Written instruction: Without omitting anything, return the records precisely as given.

=== Working data ===

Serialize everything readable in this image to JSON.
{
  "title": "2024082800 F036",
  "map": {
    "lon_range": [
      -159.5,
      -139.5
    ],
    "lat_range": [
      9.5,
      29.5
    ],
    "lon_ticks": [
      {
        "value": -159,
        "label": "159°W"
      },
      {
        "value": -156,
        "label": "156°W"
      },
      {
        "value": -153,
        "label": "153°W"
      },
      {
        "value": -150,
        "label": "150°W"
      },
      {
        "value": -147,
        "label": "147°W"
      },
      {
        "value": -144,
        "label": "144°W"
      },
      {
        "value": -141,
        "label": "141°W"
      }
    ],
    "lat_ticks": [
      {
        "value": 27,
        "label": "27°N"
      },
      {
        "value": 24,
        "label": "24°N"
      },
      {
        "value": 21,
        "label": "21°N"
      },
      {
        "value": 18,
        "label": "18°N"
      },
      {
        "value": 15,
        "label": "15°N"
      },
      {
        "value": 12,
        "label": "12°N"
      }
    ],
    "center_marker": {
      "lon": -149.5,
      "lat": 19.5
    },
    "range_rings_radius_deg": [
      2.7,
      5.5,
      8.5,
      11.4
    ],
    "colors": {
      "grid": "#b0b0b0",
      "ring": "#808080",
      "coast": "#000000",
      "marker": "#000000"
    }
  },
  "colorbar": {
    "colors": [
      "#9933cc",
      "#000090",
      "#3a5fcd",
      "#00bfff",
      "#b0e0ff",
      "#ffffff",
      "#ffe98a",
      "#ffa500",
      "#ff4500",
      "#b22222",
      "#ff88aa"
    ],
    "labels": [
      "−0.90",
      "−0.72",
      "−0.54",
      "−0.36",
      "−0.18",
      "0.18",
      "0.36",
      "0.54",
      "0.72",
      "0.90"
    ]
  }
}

===

Reply:
Serialize everything readable in this image to JSON.
{
  "title": "2024082800 F036",
  "map": {
    "lon_range": [
      -159.5,
      -139.5
    ],
    "lat_range": [
      9.5,
      29.5
    ],
    "lon_ticks": [
      {
        "value": -159,
        "label": "159°W"
      },
      {
        "value": -156,
        "label": "156°W"
      },
      {
        "value": -153,
        "label": "153°W"
      },
      {
        "value": -150,
        "label": "150°W"
      },
      {
        "value": -147,
        "label": "147°W"
      },
      {
        "value": -144,
        "label": "144°W"
      },
      {
        "value": -141,
        "label": "141°W"
      }
    ],
    "lat_ticks": [
      {
        "value": 27,
        "label": "27°N"
      },
      {
        "value": 24,
        "label": "24°N"
      },
      {
        "value": 21,
        "label": "21°N"
      },
      {
        "value": 18,
        "label": "18°N"
      },
      {
        "value": 15,
        "label": "15°N"
      },
      {
        "value": 12,
        "label": "12°N"
      }
    ],
    "center_marker": {
      "lon": -149.5,
      "lat": 19.5
    },
    "range_rings_radius_deg": [
      2.7,
      5.5,
      8.5,
      11.4
    ],
    "colors": {
      "grid": "#b0b0b0",
      "ring": "#808080",
      "coast": "#000000",
      "marker": "#000000"
    }
  },
  "colorbar": {
    "colors": [
      "#9933cc",
      "#000090",
      "#3a5fcd",
      "#00bfff",
      "#b0e0ff",
      "#ffffff",
      "#ffe98a",
      "#ffa500",
      "#ff4500",
      "#b22222",
      "#ff88aa"
    ],
    "labels": [
      "−0.90",
      "−0.72",
      "−0.54",
      "−0.36",
      "−0.18",
      "0.18",
      "0.36",
      "0.54",
      "0.72",
      "0.90"
    ]
  }
}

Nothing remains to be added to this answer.